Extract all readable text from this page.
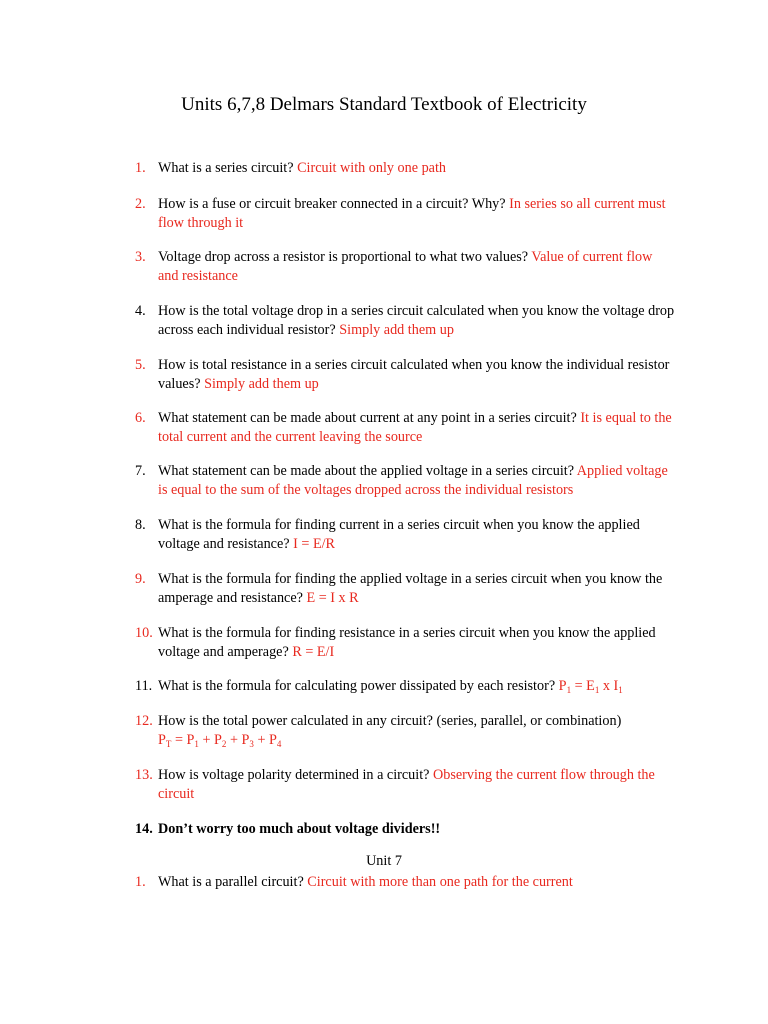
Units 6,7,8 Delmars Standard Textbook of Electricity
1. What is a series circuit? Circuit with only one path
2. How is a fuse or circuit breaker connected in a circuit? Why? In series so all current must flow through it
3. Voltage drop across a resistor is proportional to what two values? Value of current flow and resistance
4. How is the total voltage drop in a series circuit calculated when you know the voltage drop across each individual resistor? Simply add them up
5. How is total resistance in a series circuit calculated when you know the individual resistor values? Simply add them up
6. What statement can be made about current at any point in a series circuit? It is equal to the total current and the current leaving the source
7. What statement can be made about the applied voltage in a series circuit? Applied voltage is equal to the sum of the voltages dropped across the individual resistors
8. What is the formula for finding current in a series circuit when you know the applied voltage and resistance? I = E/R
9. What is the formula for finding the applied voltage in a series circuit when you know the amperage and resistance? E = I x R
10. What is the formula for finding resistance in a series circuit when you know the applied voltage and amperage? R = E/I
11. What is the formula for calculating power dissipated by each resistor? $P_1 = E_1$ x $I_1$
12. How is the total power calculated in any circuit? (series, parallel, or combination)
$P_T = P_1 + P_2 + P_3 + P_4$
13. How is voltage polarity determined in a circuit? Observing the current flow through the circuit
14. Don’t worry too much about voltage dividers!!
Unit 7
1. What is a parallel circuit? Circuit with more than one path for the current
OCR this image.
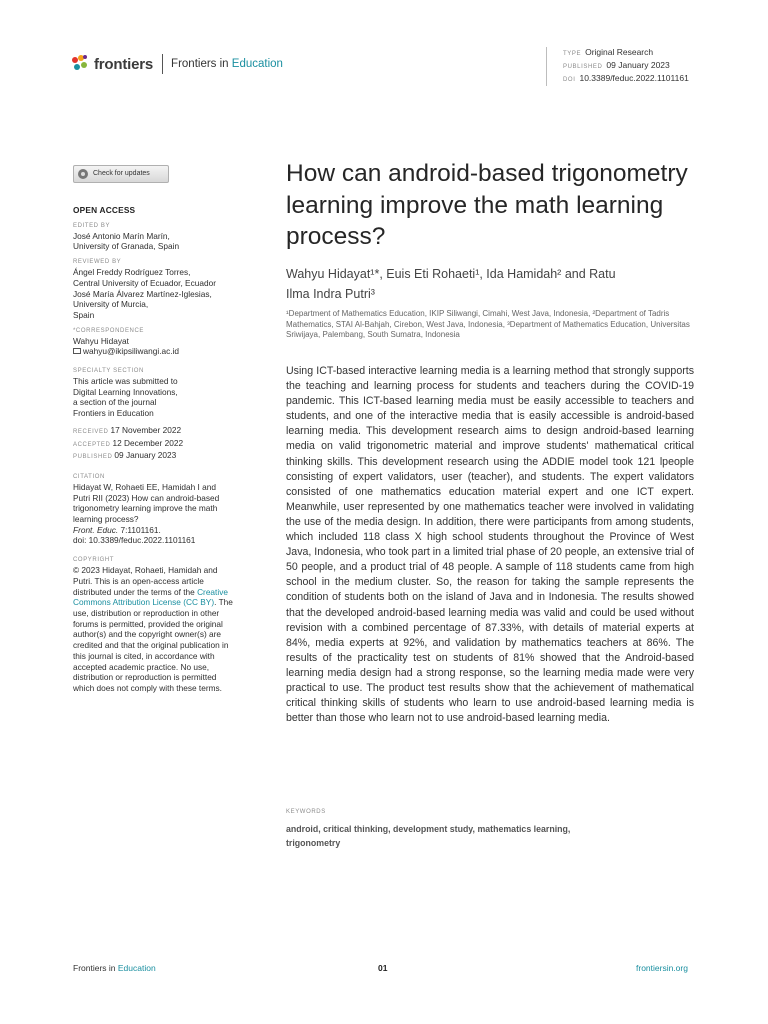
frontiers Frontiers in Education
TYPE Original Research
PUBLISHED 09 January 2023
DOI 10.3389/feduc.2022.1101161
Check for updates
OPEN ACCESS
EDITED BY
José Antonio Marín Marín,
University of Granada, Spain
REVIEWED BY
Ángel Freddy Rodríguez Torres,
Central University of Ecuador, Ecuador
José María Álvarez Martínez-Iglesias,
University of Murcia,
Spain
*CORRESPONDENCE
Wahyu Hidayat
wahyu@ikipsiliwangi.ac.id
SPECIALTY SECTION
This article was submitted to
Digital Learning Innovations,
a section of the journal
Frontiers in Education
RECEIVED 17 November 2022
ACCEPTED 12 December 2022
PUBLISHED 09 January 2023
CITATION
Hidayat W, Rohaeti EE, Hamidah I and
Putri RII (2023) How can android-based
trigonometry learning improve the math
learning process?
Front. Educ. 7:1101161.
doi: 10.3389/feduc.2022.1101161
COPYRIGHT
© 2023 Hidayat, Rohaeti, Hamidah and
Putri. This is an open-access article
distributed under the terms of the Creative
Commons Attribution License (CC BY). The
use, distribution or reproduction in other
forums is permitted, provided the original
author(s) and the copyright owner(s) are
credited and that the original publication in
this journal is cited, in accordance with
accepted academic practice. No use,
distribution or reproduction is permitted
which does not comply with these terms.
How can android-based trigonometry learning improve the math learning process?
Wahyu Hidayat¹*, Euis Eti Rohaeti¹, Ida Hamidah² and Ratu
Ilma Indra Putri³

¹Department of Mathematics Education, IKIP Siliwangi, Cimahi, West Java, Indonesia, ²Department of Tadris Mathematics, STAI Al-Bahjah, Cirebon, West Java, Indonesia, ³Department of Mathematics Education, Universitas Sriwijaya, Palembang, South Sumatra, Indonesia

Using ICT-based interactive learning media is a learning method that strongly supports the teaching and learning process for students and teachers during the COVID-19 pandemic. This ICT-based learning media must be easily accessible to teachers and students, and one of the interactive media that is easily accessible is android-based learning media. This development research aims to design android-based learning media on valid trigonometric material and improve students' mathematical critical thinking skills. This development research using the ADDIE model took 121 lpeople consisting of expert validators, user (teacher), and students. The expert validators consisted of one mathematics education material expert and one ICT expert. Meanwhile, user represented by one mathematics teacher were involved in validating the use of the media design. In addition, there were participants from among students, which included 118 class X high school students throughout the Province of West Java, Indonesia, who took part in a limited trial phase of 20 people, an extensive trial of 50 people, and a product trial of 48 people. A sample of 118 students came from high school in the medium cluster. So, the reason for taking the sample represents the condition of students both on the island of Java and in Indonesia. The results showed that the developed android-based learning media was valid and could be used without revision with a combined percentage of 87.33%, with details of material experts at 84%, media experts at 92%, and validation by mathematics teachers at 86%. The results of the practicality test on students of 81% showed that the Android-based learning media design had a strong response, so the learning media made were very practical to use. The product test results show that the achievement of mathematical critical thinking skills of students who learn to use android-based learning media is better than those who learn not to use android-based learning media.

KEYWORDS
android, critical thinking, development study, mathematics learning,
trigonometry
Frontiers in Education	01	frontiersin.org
==
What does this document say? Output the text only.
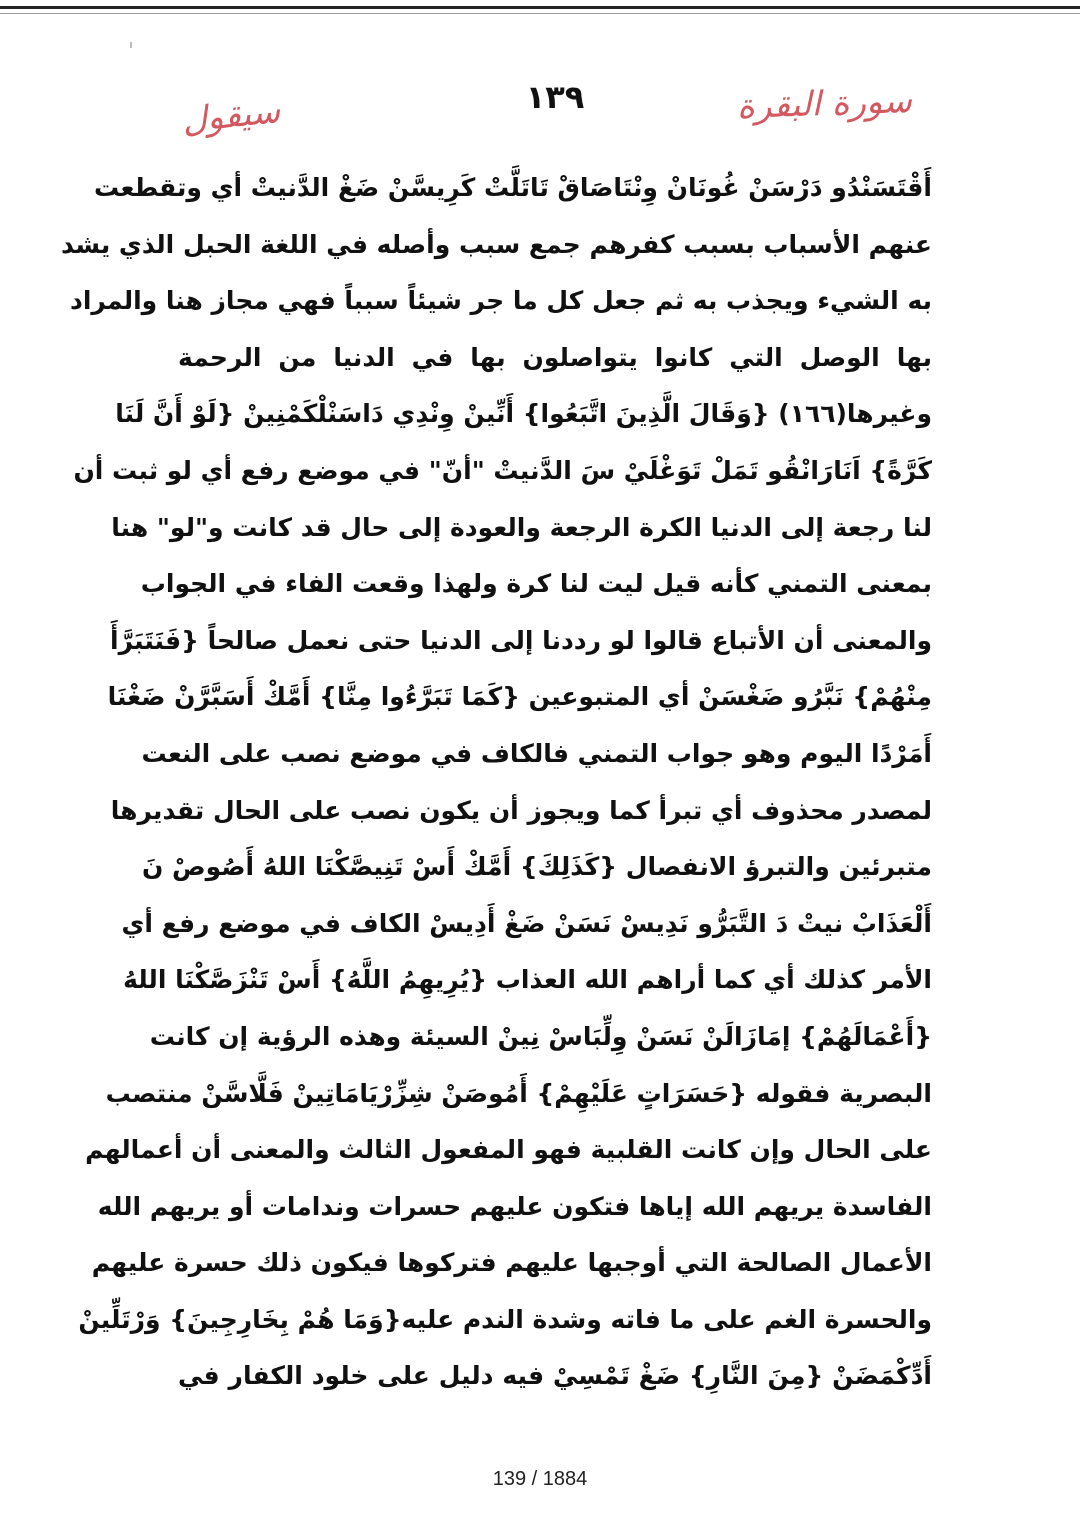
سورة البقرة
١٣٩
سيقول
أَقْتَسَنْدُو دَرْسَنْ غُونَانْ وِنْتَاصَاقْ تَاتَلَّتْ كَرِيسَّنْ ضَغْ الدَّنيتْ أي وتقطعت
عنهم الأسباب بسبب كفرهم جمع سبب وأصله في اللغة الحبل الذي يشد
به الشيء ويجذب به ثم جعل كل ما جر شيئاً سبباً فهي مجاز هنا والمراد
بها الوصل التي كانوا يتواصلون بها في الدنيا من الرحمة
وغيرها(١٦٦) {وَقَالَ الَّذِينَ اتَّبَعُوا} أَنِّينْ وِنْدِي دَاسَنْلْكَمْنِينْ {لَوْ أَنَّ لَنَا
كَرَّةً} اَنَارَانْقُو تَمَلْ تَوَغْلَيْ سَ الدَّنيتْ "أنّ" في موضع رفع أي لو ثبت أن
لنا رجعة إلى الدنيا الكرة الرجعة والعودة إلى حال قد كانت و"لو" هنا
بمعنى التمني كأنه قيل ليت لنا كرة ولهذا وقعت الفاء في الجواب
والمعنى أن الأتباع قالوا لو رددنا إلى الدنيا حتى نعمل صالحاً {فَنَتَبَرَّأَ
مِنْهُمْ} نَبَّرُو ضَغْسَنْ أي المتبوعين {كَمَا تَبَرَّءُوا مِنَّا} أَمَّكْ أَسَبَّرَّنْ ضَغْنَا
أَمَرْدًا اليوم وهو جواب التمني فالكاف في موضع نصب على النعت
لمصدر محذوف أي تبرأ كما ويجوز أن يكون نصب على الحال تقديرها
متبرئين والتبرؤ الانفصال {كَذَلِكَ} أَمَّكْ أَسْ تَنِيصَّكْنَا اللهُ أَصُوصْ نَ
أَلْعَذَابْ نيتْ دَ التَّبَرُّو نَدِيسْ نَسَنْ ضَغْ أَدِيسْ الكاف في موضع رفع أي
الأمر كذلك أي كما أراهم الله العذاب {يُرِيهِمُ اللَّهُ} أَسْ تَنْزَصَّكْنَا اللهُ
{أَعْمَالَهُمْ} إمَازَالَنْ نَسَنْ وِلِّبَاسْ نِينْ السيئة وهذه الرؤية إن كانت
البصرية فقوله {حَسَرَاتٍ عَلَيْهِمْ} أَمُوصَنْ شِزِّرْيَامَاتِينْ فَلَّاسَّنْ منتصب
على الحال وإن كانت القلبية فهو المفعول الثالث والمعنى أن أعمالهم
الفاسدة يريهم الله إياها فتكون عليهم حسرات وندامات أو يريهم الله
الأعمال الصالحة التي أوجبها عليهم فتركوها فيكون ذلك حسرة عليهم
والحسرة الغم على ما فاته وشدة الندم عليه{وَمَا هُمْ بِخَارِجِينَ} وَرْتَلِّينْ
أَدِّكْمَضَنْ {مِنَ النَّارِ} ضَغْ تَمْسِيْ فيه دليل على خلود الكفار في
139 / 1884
* * *
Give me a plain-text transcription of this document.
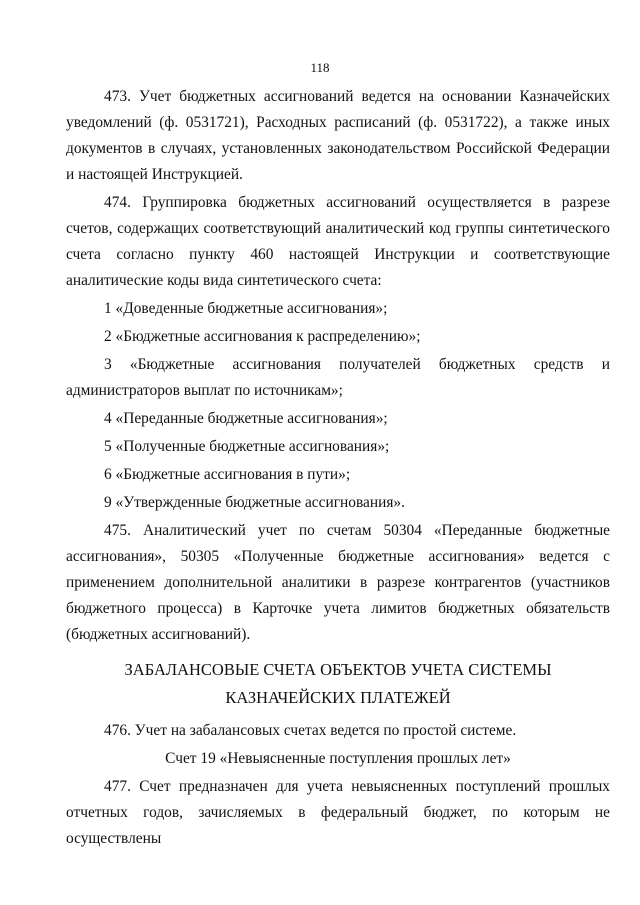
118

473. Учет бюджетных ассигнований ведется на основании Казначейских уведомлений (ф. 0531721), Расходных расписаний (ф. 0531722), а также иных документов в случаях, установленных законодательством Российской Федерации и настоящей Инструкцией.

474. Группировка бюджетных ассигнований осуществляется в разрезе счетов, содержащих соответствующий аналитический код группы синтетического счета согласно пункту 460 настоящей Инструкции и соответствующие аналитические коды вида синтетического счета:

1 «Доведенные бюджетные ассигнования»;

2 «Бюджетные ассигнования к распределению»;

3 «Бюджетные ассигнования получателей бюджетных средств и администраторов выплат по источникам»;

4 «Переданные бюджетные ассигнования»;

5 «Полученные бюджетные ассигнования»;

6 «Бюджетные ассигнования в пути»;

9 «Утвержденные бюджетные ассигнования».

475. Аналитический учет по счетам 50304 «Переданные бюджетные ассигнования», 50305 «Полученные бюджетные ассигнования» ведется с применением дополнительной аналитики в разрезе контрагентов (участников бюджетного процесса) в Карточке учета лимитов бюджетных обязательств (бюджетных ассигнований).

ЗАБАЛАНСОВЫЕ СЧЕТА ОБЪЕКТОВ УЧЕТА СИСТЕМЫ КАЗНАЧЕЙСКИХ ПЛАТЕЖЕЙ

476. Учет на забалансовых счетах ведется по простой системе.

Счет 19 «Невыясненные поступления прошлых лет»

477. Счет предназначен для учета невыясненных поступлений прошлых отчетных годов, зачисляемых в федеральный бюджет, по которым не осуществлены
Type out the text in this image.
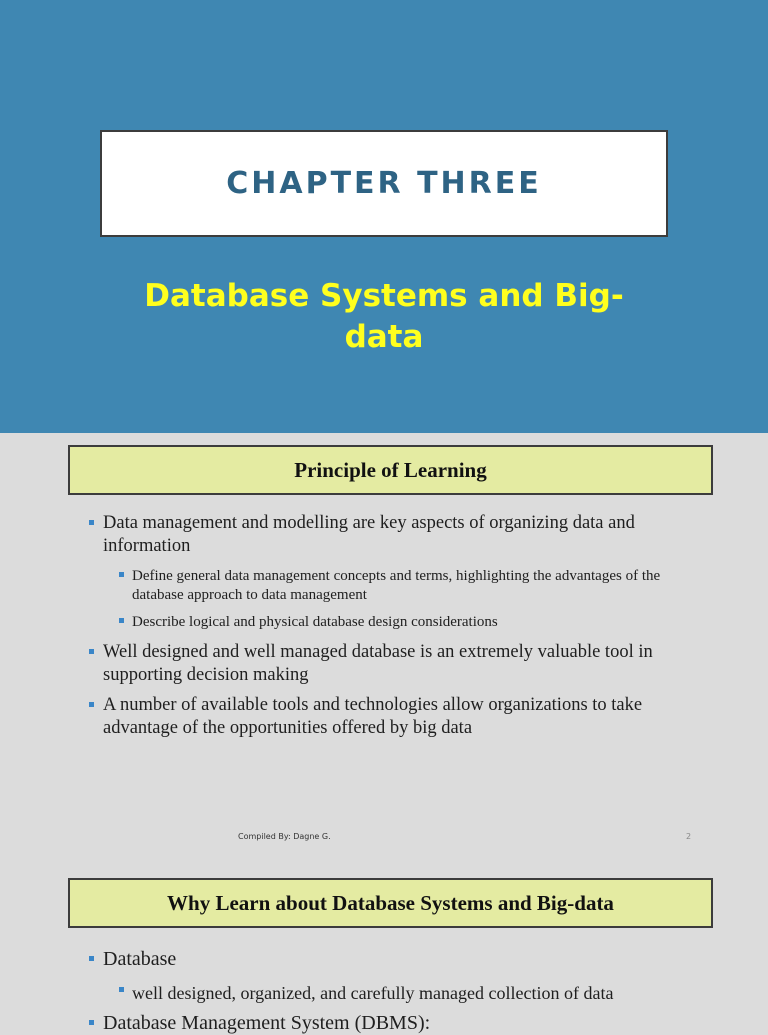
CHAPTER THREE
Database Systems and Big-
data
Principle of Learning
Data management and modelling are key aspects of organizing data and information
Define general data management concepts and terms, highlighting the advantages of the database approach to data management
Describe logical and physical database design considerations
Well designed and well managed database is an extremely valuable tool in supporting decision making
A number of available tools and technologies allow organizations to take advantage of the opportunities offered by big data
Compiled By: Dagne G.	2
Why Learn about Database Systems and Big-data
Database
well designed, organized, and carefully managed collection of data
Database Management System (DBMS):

* [PROBLEM REQUIREMENTS] Look for lines containing the string "José" and copy them all.

* [IN RESPONSE]
José Antonio Marín Marín,
José María Álvarez Martínez-Iglesias,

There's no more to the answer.